Each line below that contains "Questions" counts once; report the total and nothing more.

────────────────

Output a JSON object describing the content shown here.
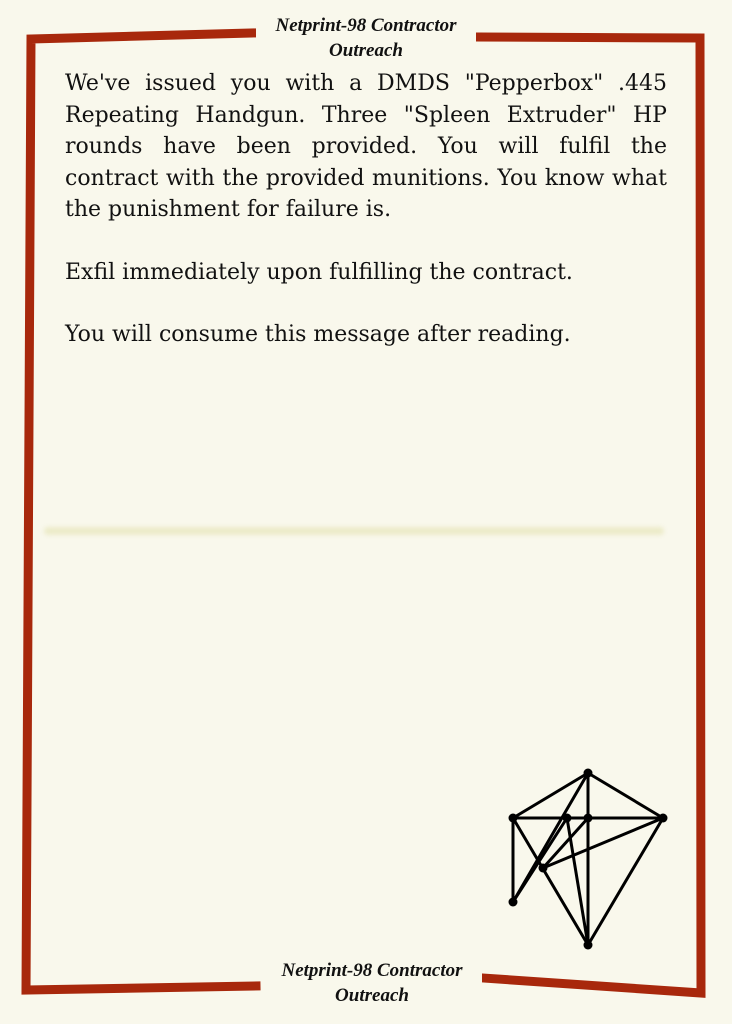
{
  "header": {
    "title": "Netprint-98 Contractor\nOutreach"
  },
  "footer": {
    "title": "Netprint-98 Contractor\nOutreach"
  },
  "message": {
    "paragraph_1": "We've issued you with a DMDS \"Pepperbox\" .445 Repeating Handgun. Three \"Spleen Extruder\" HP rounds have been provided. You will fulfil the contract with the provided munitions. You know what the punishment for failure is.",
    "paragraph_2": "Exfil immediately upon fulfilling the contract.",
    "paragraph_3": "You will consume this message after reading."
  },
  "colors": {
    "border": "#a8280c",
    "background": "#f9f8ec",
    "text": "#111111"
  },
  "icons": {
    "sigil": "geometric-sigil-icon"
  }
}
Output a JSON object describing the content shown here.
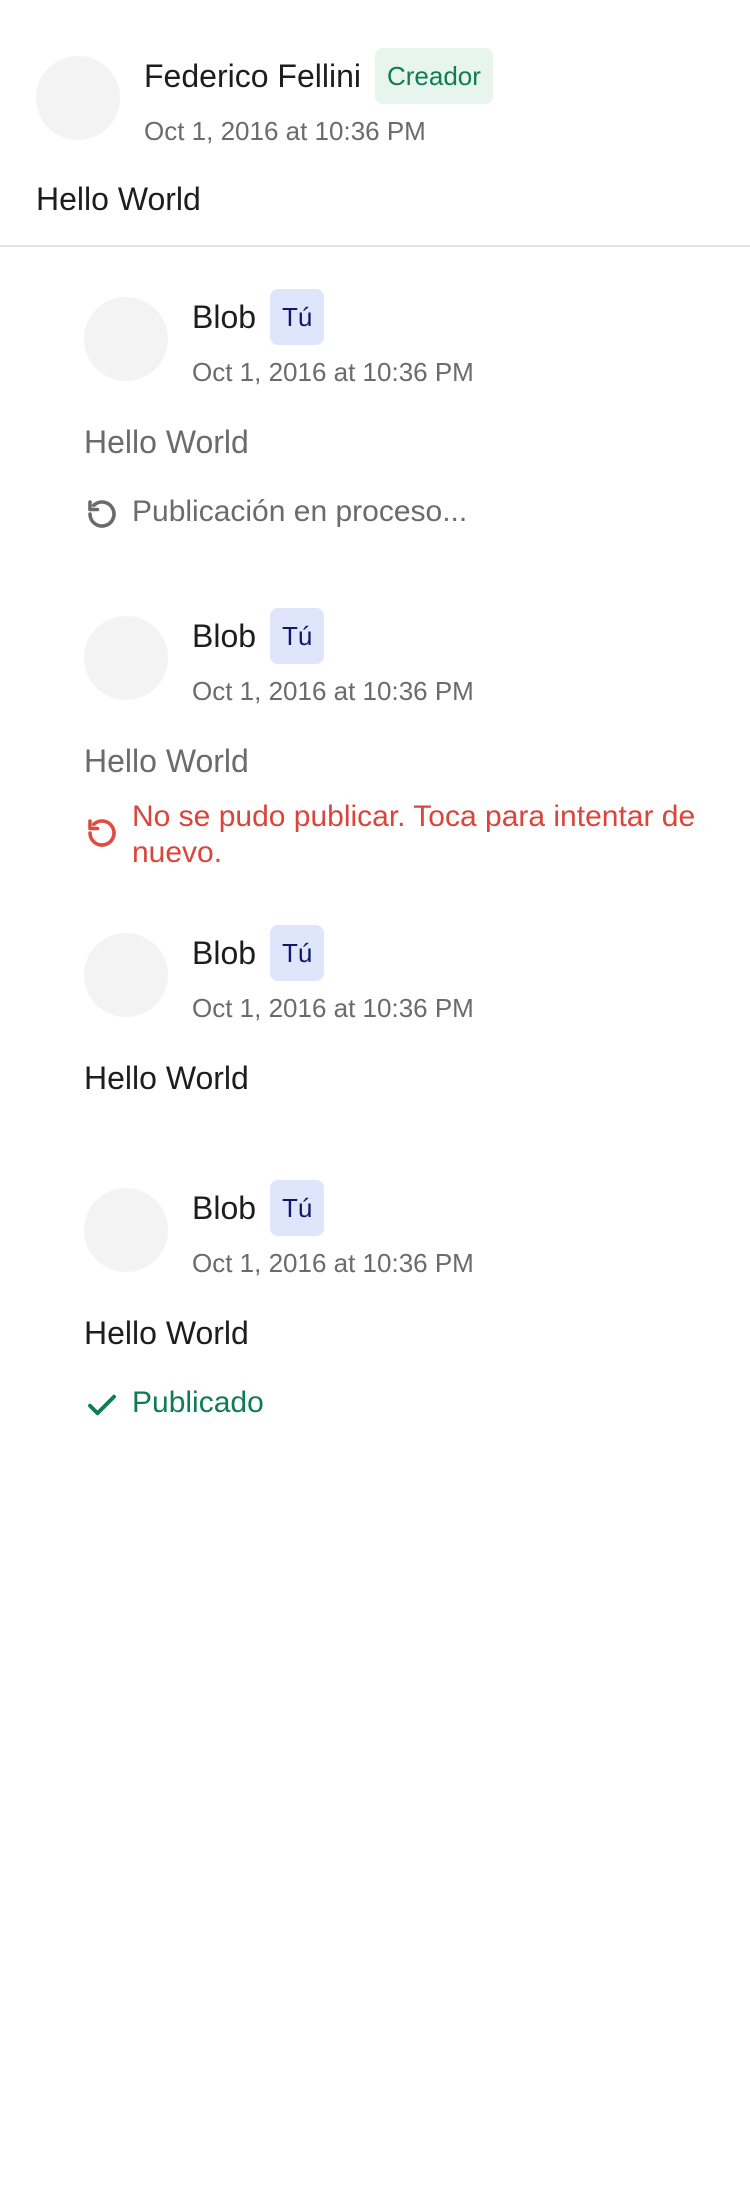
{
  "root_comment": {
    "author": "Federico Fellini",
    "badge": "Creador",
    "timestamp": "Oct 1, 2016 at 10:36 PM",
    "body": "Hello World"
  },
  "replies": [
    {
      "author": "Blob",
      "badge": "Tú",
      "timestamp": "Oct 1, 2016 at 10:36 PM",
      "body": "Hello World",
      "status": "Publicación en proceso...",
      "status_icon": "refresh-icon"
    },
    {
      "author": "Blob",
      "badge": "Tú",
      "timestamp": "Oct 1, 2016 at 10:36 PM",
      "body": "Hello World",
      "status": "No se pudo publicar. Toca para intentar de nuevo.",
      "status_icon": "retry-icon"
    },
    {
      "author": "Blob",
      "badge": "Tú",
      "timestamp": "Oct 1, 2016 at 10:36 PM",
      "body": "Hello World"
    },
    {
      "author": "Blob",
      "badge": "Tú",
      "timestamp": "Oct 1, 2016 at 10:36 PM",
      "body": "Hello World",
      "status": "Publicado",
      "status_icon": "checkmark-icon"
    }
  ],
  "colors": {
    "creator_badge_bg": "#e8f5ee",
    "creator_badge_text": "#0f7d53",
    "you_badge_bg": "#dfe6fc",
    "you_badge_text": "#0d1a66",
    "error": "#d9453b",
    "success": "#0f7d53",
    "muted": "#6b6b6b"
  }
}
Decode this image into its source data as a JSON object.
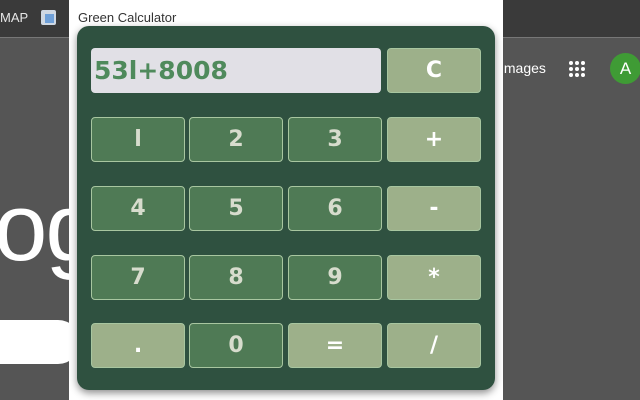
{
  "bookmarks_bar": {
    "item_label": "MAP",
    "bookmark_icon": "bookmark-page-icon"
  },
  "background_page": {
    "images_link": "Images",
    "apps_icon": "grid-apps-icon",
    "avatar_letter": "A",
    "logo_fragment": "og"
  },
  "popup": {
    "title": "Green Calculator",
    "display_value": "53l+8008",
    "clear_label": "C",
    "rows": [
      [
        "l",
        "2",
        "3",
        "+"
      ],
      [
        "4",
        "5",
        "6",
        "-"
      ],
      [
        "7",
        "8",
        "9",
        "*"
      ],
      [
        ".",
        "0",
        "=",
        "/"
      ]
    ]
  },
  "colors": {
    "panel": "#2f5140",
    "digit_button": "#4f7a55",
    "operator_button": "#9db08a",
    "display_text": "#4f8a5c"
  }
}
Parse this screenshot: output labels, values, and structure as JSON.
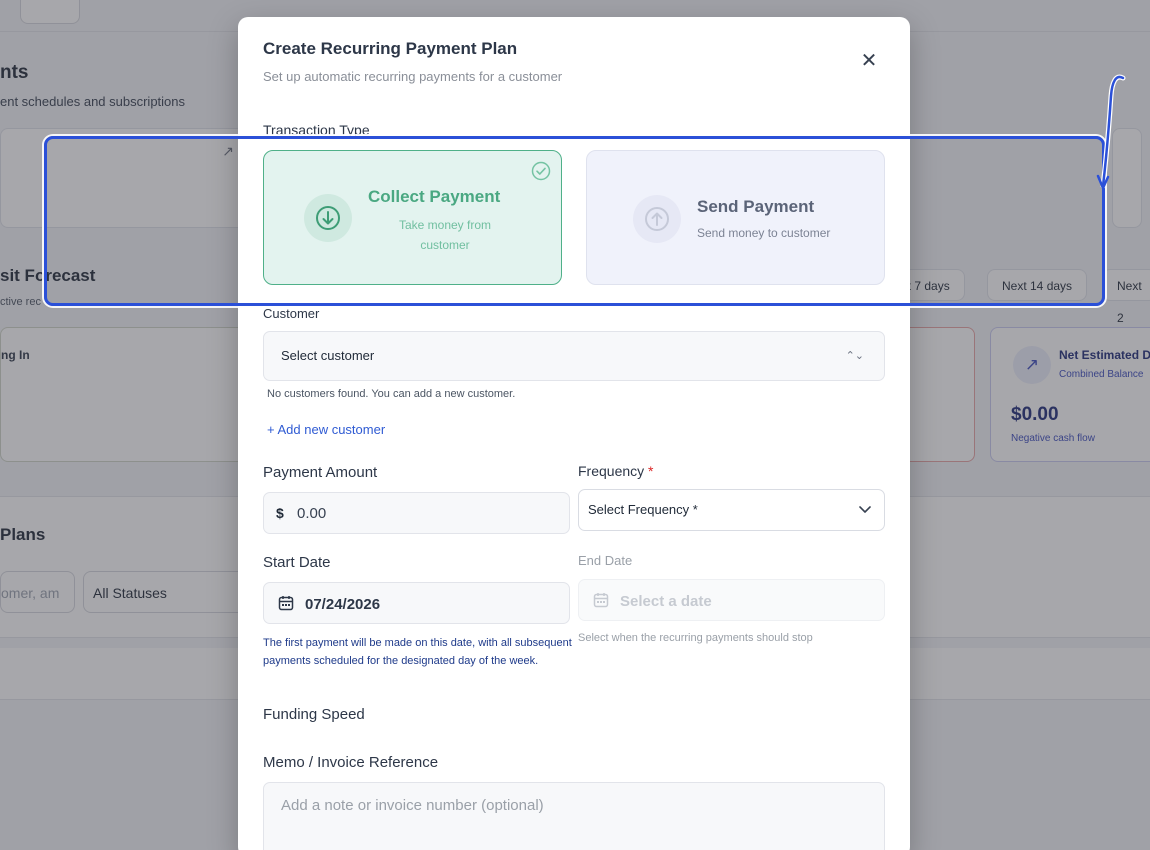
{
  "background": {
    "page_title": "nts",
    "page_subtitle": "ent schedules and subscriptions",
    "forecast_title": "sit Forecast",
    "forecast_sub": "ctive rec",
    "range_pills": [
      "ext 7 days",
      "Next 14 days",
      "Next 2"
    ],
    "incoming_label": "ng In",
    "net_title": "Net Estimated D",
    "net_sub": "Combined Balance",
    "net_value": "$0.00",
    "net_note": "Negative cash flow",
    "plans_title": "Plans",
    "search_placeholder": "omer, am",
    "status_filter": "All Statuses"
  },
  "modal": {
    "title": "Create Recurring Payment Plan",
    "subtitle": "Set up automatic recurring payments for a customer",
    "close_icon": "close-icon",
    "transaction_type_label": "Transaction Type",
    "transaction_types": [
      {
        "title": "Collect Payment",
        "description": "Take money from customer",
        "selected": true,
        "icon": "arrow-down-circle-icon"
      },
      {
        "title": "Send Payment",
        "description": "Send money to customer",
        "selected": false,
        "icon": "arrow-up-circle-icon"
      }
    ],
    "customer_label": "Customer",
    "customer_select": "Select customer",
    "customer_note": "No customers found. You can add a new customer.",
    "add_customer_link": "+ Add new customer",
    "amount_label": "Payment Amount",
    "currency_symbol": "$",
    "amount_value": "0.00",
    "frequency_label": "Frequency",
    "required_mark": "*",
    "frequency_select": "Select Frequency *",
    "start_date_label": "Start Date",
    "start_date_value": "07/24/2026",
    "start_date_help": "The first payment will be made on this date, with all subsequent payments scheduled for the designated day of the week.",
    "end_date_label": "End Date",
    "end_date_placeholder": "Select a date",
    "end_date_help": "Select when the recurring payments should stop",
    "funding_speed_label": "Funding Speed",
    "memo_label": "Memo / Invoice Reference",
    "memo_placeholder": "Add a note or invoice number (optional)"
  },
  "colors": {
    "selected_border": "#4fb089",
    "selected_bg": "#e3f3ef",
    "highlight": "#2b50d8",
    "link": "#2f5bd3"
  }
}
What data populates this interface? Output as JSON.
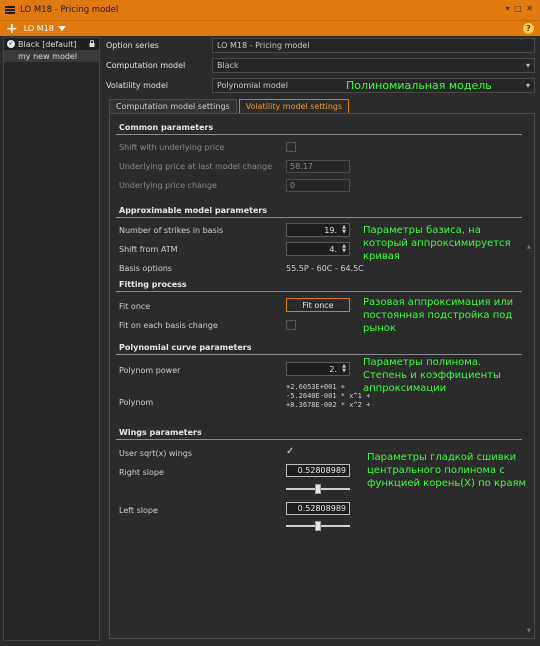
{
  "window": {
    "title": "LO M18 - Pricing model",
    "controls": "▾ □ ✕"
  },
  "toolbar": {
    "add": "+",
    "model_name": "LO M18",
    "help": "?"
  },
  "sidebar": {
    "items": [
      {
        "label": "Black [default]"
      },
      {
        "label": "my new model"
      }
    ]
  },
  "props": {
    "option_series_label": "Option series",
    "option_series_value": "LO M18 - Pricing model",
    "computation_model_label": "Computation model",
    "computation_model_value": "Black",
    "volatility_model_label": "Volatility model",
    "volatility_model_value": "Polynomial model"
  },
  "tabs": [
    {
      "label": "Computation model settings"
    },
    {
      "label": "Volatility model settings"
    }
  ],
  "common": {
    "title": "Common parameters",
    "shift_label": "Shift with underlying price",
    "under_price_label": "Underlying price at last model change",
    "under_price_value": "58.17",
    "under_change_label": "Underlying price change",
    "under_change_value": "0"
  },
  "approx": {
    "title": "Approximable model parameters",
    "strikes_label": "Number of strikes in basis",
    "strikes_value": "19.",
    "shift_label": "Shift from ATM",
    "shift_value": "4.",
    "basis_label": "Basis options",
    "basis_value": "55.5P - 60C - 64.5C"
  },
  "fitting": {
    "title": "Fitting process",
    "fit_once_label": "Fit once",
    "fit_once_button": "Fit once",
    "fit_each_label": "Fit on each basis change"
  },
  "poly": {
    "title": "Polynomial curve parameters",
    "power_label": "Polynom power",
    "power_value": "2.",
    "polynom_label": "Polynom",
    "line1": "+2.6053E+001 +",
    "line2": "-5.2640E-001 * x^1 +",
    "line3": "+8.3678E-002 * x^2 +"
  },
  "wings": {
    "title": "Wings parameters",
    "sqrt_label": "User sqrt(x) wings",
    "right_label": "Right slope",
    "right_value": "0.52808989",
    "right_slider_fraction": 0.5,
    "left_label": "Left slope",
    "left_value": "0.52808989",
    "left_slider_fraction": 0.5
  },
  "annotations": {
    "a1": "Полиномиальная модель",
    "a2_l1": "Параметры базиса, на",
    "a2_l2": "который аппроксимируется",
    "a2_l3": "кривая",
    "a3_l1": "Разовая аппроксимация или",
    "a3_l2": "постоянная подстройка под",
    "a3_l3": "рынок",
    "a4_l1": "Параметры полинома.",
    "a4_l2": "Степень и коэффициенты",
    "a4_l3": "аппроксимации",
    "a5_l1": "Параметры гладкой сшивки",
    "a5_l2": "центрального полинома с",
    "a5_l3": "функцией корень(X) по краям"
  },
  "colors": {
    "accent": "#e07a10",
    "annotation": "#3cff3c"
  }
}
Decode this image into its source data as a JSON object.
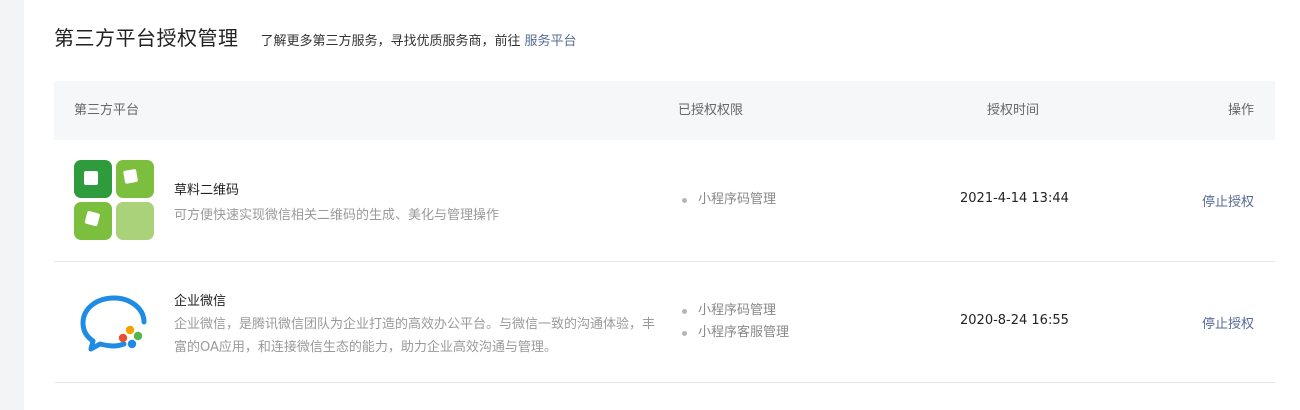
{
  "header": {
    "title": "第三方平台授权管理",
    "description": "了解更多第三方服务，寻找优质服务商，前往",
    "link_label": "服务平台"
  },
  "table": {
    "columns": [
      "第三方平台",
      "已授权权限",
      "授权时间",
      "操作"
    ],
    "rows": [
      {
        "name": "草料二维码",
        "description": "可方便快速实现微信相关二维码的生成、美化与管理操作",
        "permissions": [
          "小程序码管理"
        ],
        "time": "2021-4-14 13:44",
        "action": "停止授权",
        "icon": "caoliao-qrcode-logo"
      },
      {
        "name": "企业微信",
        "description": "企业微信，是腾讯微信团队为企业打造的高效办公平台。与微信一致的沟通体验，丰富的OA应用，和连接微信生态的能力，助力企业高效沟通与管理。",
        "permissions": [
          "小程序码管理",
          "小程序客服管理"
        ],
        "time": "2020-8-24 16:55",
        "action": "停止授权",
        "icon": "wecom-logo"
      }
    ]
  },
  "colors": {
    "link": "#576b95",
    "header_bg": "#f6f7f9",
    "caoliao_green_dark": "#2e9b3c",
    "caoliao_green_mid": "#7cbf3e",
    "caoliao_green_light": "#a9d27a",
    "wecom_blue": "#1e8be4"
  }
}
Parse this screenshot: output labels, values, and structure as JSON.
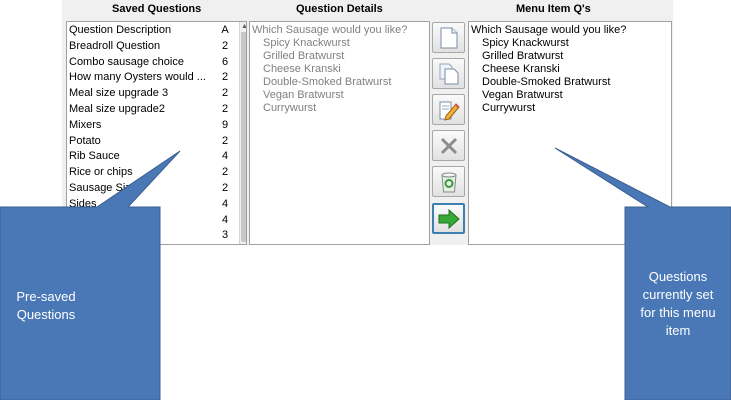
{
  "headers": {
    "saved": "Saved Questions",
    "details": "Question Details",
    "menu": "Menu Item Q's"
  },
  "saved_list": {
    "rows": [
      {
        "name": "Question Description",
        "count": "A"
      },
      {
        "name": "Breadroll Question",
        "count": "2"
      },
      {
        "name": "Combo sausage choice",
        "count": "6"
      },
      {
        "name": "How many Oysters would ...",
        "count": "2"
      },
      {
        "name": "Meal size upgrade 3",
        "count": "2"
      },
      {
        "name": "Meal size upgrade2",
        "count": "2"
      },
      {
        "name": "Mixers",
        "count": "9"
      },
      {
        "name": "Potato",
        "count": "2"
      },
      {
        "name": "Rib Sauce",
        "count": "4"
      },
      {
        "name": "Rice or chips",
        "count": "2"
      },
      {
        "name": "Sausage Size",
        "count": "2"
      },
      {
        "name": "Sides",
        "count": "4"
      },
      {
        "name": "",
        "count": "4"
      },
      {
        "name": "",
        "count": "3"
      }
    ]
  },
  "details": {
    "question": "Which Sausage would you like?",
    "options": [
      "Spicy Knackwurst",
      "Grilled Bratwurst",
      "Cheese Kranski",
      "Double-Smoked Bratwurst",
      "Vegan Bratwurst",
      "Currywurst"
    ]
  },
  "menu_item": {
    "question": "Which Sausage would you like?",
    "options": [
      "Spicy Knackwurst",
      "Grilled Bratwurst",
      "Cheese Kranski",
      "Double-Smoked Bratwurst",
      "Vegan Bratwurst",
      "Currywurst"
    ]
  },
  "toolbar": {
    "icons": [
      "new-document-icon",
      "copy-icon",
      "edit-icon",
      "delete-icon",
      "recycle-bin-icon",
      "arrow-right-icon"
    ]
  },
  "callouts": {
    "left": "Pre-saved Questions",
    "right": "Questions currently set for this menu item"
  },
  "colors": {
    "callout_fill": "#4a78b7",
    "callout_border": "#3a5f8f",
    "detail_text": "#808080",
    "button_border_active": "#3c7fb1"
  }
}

────────────────

:: Correct result ::
3